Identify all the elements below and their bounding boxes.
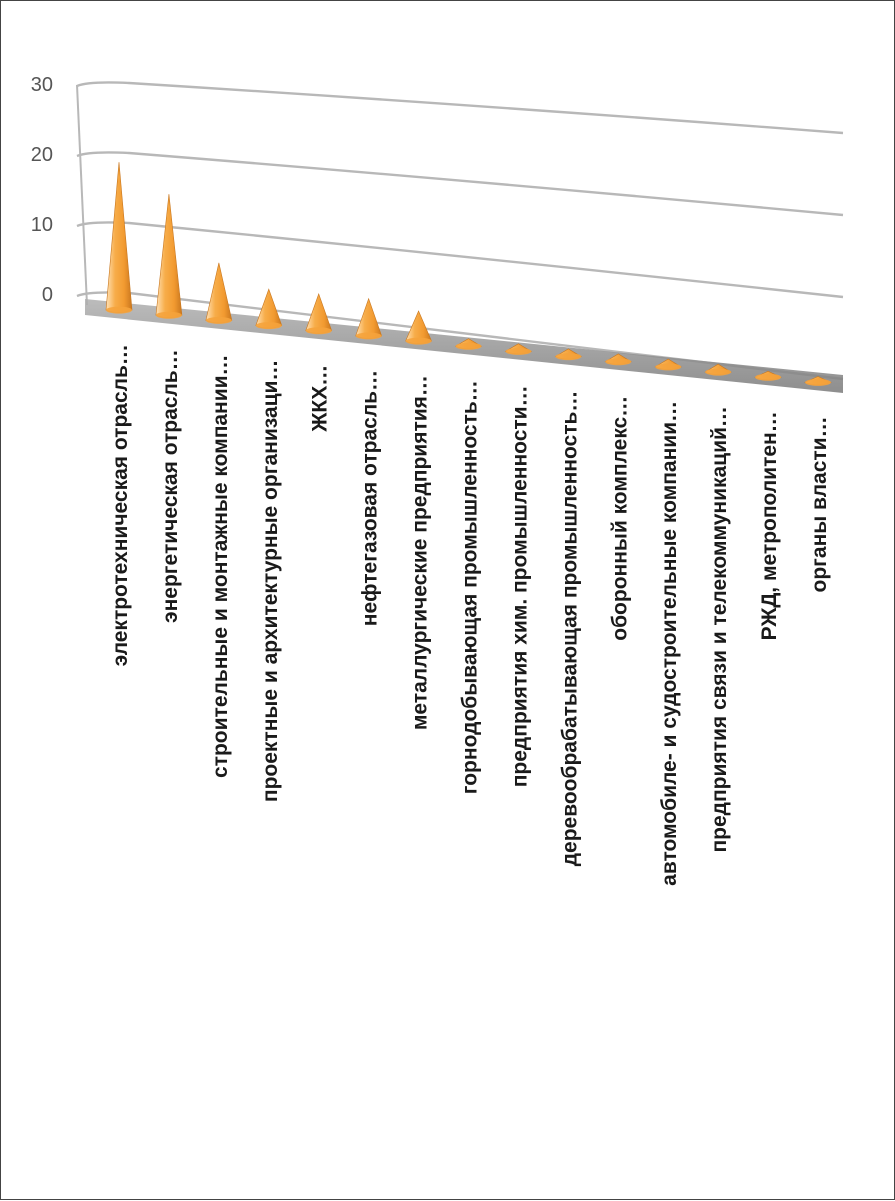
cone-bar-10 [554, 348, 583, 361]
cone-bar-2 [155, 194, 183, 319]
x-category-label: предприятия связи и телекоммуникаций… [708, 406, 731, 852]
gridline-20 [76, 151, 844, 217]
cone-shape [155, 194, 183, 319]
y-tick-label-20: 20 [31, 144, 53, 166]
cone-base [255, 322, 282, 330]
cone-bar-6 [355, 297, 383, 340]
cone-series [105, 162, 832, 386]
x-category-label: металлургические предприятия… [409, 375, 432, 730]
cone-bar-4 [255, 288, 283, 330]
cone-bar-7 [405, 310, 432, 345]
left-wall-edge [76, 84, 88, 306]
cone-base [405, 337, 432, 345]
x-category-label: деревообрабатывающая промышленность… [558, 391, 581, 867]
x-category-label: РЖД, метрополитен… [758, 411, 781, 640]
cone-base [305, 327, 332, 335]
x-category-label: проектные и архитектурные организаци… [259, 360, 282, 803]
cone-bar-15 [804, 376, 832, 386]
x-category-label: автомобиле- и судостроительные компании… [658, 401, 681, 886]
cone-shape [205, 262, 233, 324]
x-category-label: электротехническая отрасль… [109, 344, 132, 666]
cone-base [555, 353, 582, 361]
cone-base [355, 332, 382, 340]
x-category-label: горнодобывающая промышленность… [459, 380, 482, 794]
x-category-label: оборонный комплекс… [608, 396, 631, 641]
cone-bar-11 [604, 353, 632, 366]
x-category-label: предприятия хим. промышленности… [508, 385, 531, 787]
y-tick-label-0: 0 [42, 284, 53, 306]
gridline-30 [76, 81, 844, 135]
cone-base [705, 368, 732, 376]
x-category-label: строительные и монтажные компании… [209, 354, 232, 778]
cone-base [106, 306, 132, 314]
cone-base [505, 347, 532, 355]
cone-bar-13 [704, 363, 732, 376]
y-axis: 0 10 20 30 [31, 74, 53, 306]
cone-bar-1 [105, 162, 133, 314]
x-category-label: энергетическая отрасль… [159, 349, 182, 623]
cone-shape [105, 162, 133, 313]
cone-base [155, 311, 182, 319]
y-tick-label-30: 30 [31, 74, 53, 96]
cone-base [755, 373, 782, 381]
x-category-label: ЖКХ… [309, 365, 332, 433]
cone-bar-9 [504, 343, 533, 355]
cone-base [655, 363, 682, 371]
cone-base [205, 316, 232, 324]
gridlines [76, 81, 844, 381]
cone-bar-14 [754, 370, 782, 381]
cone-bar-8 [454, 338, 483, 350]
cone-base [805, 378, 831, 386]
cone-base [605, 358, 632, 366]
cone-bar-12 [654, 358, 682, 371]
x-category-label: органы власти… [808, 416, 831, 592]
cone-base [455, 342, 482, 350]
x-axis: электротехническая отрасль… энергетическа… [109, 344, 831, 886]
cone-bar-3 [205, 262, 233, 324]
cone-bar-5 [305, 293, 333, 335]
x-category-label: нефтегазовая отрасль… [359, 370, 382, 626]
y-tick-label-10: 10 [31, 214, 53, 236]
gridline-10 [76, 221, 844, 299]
+===+
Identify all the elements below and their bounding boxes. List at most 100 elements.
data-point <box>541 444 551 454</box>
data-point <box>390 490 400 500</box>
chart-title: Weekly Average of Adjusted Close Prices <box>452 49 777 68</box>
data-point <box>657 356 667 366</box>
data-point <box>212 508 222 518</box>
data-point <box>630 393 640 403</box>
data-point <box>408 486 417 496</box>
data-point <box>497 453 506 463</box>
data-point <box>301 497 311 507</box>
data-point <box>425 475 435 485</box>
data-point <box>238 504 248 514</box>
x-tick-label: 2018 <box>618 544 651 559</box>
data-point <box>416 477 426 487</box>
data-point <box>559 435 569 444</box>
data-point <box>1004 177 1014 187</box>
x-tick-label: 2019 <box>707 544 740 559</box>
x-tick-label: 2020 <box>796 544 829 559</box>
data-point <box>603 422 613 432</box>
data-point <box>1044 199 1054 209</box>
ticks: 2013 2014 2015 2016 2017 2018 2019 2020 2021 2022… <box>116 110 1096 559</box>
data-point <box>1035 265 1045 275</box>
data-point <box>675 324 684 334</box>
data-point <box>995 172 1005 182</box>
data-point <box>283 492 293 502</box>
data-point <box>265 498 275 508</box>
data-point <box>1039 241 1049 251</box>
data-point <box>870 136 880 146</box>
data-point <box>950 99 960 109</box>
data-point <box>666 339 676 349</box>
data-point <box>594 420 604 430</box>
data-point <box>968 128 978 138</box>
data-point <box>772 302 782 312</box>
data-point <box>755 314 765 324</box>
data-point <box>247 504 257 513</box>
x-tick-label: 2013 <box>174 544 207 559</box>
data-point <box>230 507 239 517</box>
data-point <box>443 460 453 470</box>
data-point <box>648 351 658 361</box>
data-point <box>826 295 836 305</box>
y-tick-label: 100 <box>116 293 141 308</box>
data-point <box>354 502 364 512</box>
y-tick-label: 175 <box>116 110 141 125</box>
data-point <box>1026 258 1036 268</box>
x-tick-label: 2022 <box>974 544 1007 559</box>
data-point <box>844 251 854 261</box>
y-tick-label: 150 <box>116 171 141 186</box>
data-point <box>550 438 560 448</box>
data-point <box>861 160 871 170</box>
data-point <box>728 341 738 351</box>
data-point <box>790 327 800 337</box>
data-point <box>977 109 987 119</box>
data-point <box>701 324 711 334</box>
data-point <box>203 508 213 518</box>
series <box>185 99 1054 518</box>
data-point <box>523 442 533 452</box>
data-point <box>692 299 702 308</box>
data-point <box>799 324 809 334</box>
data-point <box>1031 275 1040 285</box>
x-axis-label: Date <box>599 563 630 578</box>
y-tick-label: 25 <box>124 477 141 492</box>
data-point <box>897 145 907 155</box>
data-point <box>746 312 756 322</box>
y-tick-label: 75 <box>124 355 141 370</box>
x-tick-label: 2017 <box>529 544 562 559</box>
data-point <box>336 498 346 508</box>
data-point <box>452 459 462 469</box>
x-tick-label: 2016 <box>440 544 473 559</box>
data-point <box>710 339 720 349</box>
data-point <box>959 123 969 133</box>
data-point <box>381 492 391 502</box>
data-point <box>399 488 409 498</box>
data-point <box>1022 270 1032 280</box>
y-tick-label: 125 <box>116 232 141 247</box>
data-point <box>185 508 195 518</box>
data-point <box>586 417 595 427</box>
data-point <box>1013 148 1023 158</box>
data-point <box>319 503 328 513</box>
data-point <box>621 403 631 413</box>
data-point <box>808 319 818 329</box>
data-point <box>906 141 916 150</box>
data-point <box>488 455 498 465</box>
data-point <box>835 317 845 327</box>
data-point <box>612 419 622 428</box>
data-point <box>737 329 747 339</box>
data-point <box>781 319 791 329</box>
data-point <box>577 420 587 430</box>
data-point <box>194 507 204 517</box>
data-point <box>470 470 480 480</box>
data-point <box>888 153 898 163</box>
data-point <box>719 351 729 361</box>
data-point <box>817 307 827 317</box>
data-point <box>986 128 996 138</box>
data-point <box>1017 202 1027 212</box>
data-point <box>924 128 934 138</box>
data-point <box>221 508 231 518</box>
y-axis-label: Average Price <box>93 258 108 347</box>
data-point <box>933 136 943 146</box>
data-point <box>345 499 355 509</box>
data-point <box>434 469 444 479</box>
+===+
*Work to be completed*
Take every line from the one containing "Identify all the elements below and their bounding boxes. List" down to the one containing "y-tick-label: 175 <box>116 110 141 125</box>" and write them out again, substituting "x-axis-label" for "x-tick-label" and changing nothing else.

*The output*
Identify all the elements below and their bounding boxes. List at most 100 elements.
data-point <box>541 444 551 454</box>
data-point <box>390 490 400 500</box>
chart-title: Weekly Average of Adjusted Close Prices <box>452 49 777 68</box>
data-point <box>657 356 667 366</box>
data-point <box>212 508 222 518</box>
data-point <box>630 393 640 403</box>
data-point <box>408 486 417 496</box>
data-point <box>497 453 506 463</box>
data-point <box>301 497 311 507</box>
data-point <box>425 475 435 485</box>
data-point <box>238 504 248 514</box>
x-axis-label: 2018 <box>618 544 651 559</box>
data-point <box>416 477 426 487</box>
data-point <box>559 435 569 444</box>
data-point <box>1004 177 1014 187</box>
x-axis-label: 2019 <box>707 544 740 559</box>
x-axis-label: 2020 <box>796 544 829 559</box>
data-point <box>603 422 613 432</box>
data-point <box>1044 199 1054 209</box>
ticks: 2013 2014 2015 2016 2017 2018 2019 2020 2021 2022… <box>116 110 1096 559</box>
data-point <box>1035 265 1045 275</box>
data-point <box>675 324 684 334</box>
data-point <box>995 172 1005 182</box>
data-point <box>283 492 293 502</box>
data-point <box>265 498 275 508</box>
data-point <box>1039 241 1049 251</box>
data-point <box>870 136 880 146</box>
data-point <box>950 99 960 109</box>
data-point <box>666 339 676 349</box>
data-point <box>594 420 604 430</box>
data-point <box>968 128 978 138</box>
data-point <box>772 302 782 312</box>
data-point <box>755 314 765 324</box>
data-point <box>247 504 257 513</box>
x-axis-label: 2013 <box>174 544 207 559</box>
data-point <box>230 507 239 517</box>
data-point <box>443 460 453 470</box>
data-point <box>648 351 658 361</box>
data-point <box>826 295 836 305</box>
y-tick-label: 100 <box>116 293 141 308</box>
data-point <box>354 502 364 512</box>
y-tick-label: 175 <box>116 110 141 125</box>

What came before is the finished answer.